» WHAT IS REQUIRED
Copy out every line of the material below word for word, leaving out the pictures.

════

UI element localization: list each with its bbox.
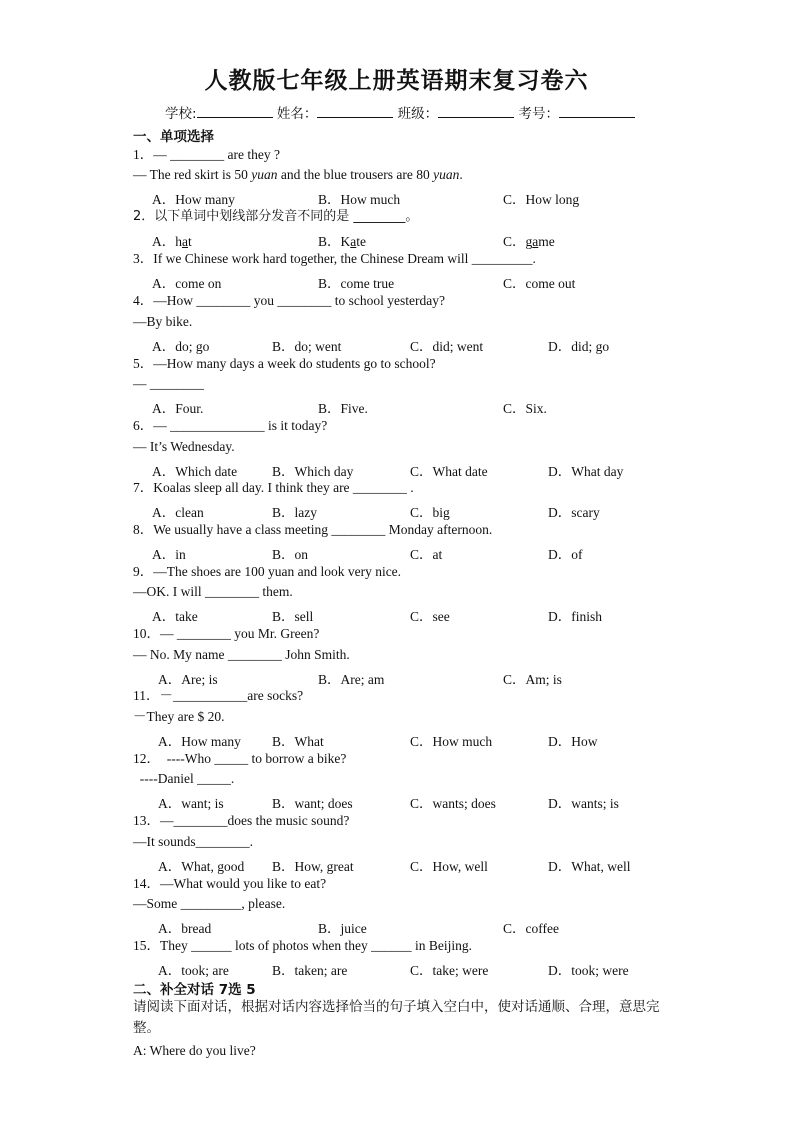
name-blank[interactable] (317, 104, 393, 118)
question-12-option-c[interactable]: C．wants; does (410, 796, 496, 811)
question-10-option-c[interactable]: C．Am; is (503, 672, 562, 687)
section-heading-2: 二、补全对话 7选 5 (133, 982, 256, 998)
question-11-stem: 11．－___________are socks? (133, 688, 304, 703)
question-2-stem: 2．以下单词中划线部分发音不同的是 ________。 (133, 209, 419, 224)
school-label: 学校: (165, 106, 197, 122)
number-label: 考号： (518, 106, 559, 122)
question-12-option-d[interactable]: D．wants; is (548, 796, 619, 811)
class-label: 班级： (397, 106, 439, 122)
question-3-option-b[interactable]: B．come true (318, 276, 395, 291)
question-5-stem: 5．—How many days a week do students go to school? (133, 356, 436, 371)
question-10-option-a[interactable]: A．Are; is (158, 672, 218, 687)
question-9-option-a[interactable]: A．take (152, 609, 198, 624)
question-15-option-b[interactable]: B．taken; are (272, 963, 348, 978)
question-3-option-a[interactable]: A．come on (152, 276, 222, 291)
question-7-stem: 7．Koalas sleep all day. I think they are ________ . (133, 480, 414, 495)
question-14-line2: —Some _________, please. (133, 896, 286, 911)
question-4-option-c[interactable]: C．did; went (410, 339, 484, 354)
question-10-option-b[interactable]: B．Are; am (318, 672, 385, 687)
question-9-stem: 9．—The shoes are 100 yuan and look very nice. (133, 564, 402, 579)
question-15-option-d[interactable]: D．took; were (548, 963, 629, 978)
question-6-option-c[interactable]: C．What date (410, 464, 488, 479)
question-8-stem: 8．We usually have a class meeting ________ Monday afternoon. (133, 522, 493, 537)
question-7-option-b[interactable]: B．lazy (272, 505, 317, 520)
question-10-line2: — No. My name ________ John Smith. (133, 647, 350, 662)
question-2-option-b[interactable]: B．Kate (318, 234, 367, 249)
question-15-option-a[interactable]: A．took; are (158, 963, 229, 978)
question-14-option-c[interactable]: C．coffee (503, 921, 559, 936)
question-6-option-b[interactable]: B．Which day (272, 464, 354, 479)
question-9-line2: —OK. I will ________ them. (133, 584, 293, 599)
dialog-line-1: A: Where do you live? (133, 1043, 256, 1058)
question-11-option-c[interactable]: C．How much (410, 734, 493, 749)
question-7-option-c[interactable]: C．big (410, 505, 450, 520)
question-1-stem: 1．— ________ are they ? (133, 147, 280, 162)
question-2-option-c[interactable]: C．game (503, 234, 555, 249)
question-3-option-c[interactable]: C．come out (503, 276, 576, 291)
question-14-option-b[interactable]: B．juice (318, 921, 367, 936)
question-11-option-b[interactable]: B．What (272, 734, 324, 749)
question-4-option-a[interactable]: A．do; go (152, 339, 210, 354)
page-title: 人教版七年级上册英语期末复习卷六 (204, 68, 589, 94)
class-blank[interactable] (438, 104, 514, 118)
question-13-option-b[interactable]: B．How, great (272, 859, 354, 874)
question-8-option-a[interactable]: A．in (152, 547, 186, 562)
question-12-option-b[interactable]: B．want; does (272, 796, 353, 811)
school-blank[interactable] (197, 104, 273, 118)
question-15-stem: 15．They ______ lots of photos when they ______ in Beijing. (133, 938, 472, 953)
question-5-option-a[interactable]: A．Four. (152, 401, 204, 416)
number-blank[interactable] (559, 104, 635, 118)
section-2-instruction: 请阅读下面对话，根据对话内容选择恰当的句子填入空白中，使对话通顺、合理，意思完整。 (133, 999, 660, 1036)
question-13-option-a[interactable]: A．What, good (158, 859, 245, 874)
question-7-option-d[interactable]: D．scary (548, 505, 600, 520)
question-8-option-b[interactable]: B．on (272, 547, 309, 562)
question-9-option-c[interactable]: C．see (410, 609, 450, 624)
question-13-option-d[interactable]: D．What, well (548, 859, 631, 874)
question-14-option-a[interactable]: A．bread (158, 921, 212, 936)
question-5-option-c[interactable]: C．Six. (503, 401, 547, 416)
name-label: 姓名： (276, 106, 318, 122)
question-6-option-d[interactable]: D．What day (548, 464, 624, 479)
question-15-option-c[interactable]: C．take; were (410, 963, 489, 978)
question-7-option-a[interactable]: A．clean (152, 505, 204, 520)
question-12-line2: ----Daniel _____. (133, 771, 235, 786)
student-info-row (165, 102, 635, 122)
question-1-option-c[interactable]: C．How long (503, 192, 580, 207)
question-13-stem: 13．—________does the music sound? (133, 813, 350, 828)
question-1-line2: — The red skirt is 50 yuan and the blue trousers are 80 yuan. (133, 167, 463, 182)
question-6-option-a[interactable]: A．Which date (152, 464, 238, 479)
question-12-stem: 12． ----Who _____ to borrow a bike? (133, 751, 347, 766)
question-11-line2: －They are $ 20. (133, 709, 225, 724)
question-6-stem: 6．— ______________ is it today? (133, 418, 328, 433)
question-14-stem: 14．—What would you like to eat? (133, 876, 327, 891)
question-4-stem: 4．—How ________ you ________ to school yesterday? (133, 293, 445, 308)
question-6-line2: — It’s Wednesday. (133, 439, 235, 454)
question-5-option-b[interactable]: B．Five. (318, 401, 368, 416)
question-1-option-a[interactable]: A．How many (152, 192, 235, 207)
question-5-line2: — ________ (133, 376, 204, 391)
question-3-stem: 3．If we Chinese work hard together, the Chinese Dream will _________. (133, 251, 536, 266)
question-13-option-c[interactable]: C．How, well (410, 859, 488, 874)
question-9-option-b[interactable]: B．sell (272, 609, 314, 624)
question-11-option-d[interactable]: D．How (548, 734, 598, 749)
question-4-line2: —By bike. (133, 314, 193, 329)
question-11-option-a[interactable]: A．How many (158, 734, 241, 749)
question-4-option-d[interactable]: D．did; go (548, 339, 610, 354)
question-8-option-d[interactable]: D．of (548, 547, 583, 562)
question-4-option-b[interactable]: B．do; went (272, 339, 342, 354)
question-9-option-d[interactable]: D．finish (548, 609, 602, 624)
question-10-stem: 10．— ________ you Mr. Green? (133, 626, 320, 641)
question-2-option-a[interactable]: A．hat (152, 234, 192, 249)
question-1-option-b[interactable]: B．How much (318, 192, 401, 207)
question-12-option-a[interactable]: A．want; is (158, 796, 224, 811)
question-8-option-c[interactable]: C．at (410, 547, 443, 562)
section-heading-1: 一、单项选择 (133, 129, 214, 145)
question-13-line2: —It sounds________. (133, 834, 254, 849)
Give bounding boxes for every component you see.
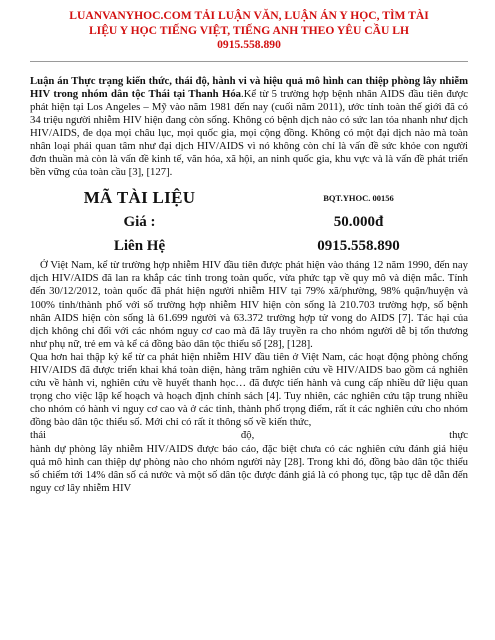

════

» FULL SOLUTION
UI element localization: list each with its bbox.
name-blank[interactable] (317, 104, 393, 118)
question-12-option-c[interactable]: C．wants; does (410, 796, 496, 811)
question-10-option-c[interactable]: C．Am; is (503, 672, 562, 687)
section-heading-2: 二、补全对话 7选 5 (133, 982, 256, 998)
question-11-stem: 11．－___________are socks? (133, 688, 304, 703)
question-2-stem: 2．以下单词中划线部分发音不同的是 ________。 (133, 209, 419, 224)
school-label: 学校: (165, 106, 197, 122)
number-label: 考号： (518, 106, 559, 122)
question-12-option-d[interactable]: D．wants; is (548, 796, 619, 811)
class-label: 班级： (397, 106, 439, 122)
question-3-option-b[interactable]: B．come true (318, 276, 395, 291)
question-5-stem: 5．—How many days a week do students go to school? (133, 356, 436, 371)
question-10-option-a[interactable]: A．Are; is (158, 672, 218, 687)
question-9-option-a[interactable]: A．take (152, 609, 198, 624)
question-15-option-b[interactable]: B．taken; are (272, 963, 348, 978)
question-3-option-a[interactable]: A．come on (152, 276, 222, 291)
question-7-stem: 7．Koalas sleep all day. I think they are ________ . (133, 480, 414, 495)
question-14-line2: —Some _________, please. (133, 896, 286, 911)
question-4-option-c[interactable]: C．did; went (410, 339, 484, 354)
question-10-option-b[interactable]: B．Are; am (318, 672, 385, 687)
question-9-stem: 9．—The shoes are 100 yuan and look very nice. (133, 564, 402, 579)
question-15-option-d[interactable]: D．took; were (548, 963, 629, 978)
question-6-option-c[interactable]: C．What date (410, 464, 488, 479)
question-8-stem: 8．We usually have a class meeting ________ Monday afternoon. (133, 522, 493, 537)
question-7-option-b[interactable]: B．lazy (272, 505, 317, 520)
question-10-line2: — No. My name ________ John Smith. (133, 647, 350, 662)
question-2-option-b[interactable]: B．Kate (318, 234, 367, 249)
question-15-option-a[interactable]: A．took; are (158, 963, 229, 978)
question-14-option-c[interactable]: C．coffee (503, 921, 559, 936)
question-6-option-b[interactable]: B．Which day (272, 464, 354, 479)
question-9-line2: —OK. I will ________ them. (133, 584, 293, 599)
dialog-line-1: A: Where do you live? (133, 1043, 256, 1058)
question-11-option-c[interactable]: C．How much (410, 734, 493, 749)
question-7-option-c[interactable]: C．big (410, 505, 450, 520)
question-1-stem: 1．— ________ are they ? (133, 147, 280, 162)
question-2-option-c[interactable]: C．game (503, 234, 555, 249)
question-3-option-c[interactable]: C．come out (503, 276, 576, 291)
question-14-option-b[interactable]: B．juice (318, 921, 367, 936)
question-11-option-b[interactable]: B．What (272, 734, 324, 749)
question-4-option-a[interactable]: A．do; go (152, 339, 210, 354)
page-title: 人教版七年级上册英语期末复习卷六 (204, 68, 589, 94)
class-blank[interactable] (438, 104, 514, 118)
question-13-option-b[interactable]: B．How, great (272, 859, 354, 874)
question-8-option-a[interactable]: A．in (152, 547, 186, 562)
question-12-option-b[interactable]: B．want; does (272, 796, 353, 811)
school-blank[interactable] (197, 104, 273, 118)
question-15-stem: 15．They ______ lots of photos when they ______ in Beijing. (133, 938, 472, 953)
question-5-option-a[interactable]: A．Four. (152, 401, 204, 416)
number-blank[interactable] (559, 104, 635, 118)
section-2-instruction: 请阅读下面对话，根据对话内容选择恰当的句子填入空白中，使对话通顺、合理，意思完整。 (133, 999, 660, 1036)
question-13-option-a[interactable]: A．What, good (158, 859, 245, 874)
question-7-option-d[interactable]: D．scary (548, 505, 600, 520)
question-8-option-b[interactable]: B．on (272, 547, 309, 562)
question-9-option-c[interactable]: C．see (410, 609, 450, 624)
question-13-option-d[interactable]: D．What, well (548, 859, 631, 874)
question-14-option-a[interactable]: A．bread (158, 921, 212, 936)
question-5-option-c[interactable]: C．Six. (503, 401, 547, 416)
name-label: 姓名： (276, 106, 318, 122)
question-6-option-d[interactable]: D．What day (548, 464, 624, 479)
question-15-option-c[interactable]: C．take; were (410, 963, 489, 978)
question-7-option-a[interactable]: A．clean (152, 505, 204, 520)
question-12-line2: ----Daniel _____. (133, 771, 235, 786)
student-info-row (165, 102, 635, 122)
question-1-option-c[interactable]: C．How long (503, 192, 580, 207)
question-13-stem: 13．—________does the music sound? (133, 813, 350, 828)
question-1-line2: — The red skirt is 50 yuan and the blue trousers are 80 yuan. (133, 167, 463, 182)
question-6-option-a[interactable]: A．Which date (152, 464, 238, 479)
question-12-stem: 12． ----Who _____ to borrow a bike? (133, 751, 347, 766)
question-11-line2: －They are $ 20. (133, 709, 225, 724)
question-6-stem: 6．— ______________ is it today? (133, 418, 328, 433)
question-14-stem: 14．—What would you like to eat? (133, 876, 327, 891)
question-4-stem: 4．—How ________ you ________ to school yesterday? (133, 293, 445, 308)
question-6-line2: — It’s Wednesday. (133, 439, 235, 454)
question-5-option-b[interactable]: B．Five. (318, 401, 368, 416)
question-1-option-a[interactable]: A．How many (152, 192, 235, 207)
question-5-line2: — ________ (133, 376, 204, 391)
question-3-stem: 3．If we Chinese work hard together, the Chinese Dream will _________. (133, 251, 536, 266)
question-13-option-c[interactable]: C．How, well (410, 859, 488, 874)
question-9-option-b[interactable]: B．sell (272, 609, 314, 624)
question-11-option-d[interactable]: D．How (548, 734, 598, 749)
question-4-line2: —By bike. (133, 314, 193, 329)
question-11-option-a[interactable]: A．How many (158, 734, 241, 749)
question-4-option-d[interactable]: D．did; go (548, 339, 610, 354)
question-8-option-d[interactable]: D．of (548, 547, 583, 562)
question-4-option-b[interactable]: B．do; went (272, 339, 342, 354)
question-9-option-d[interactable]: D．finish (548, 609, 602, 624)
question-10-stem: 10．— ________ you Mr. Green? (133, 626, 320, 641)
question-2-option-a[interactable]: A．hat (152, 234, 192, 249)
question-1-option-b[interactable]: B．How much (318, 192, 401, 207)
question-12-option-a[interactable]: A．want; is (158, 796, 224, 811)
question-8-option-c[interactable]: C．at (410, 547, 443, 562)
section-heading-1: 一、单项选择 (133, 129, 214, 145)
question-13-line2: —It sounds________. (133, 834, 254, 849)
Give bounding boxes for every component you see.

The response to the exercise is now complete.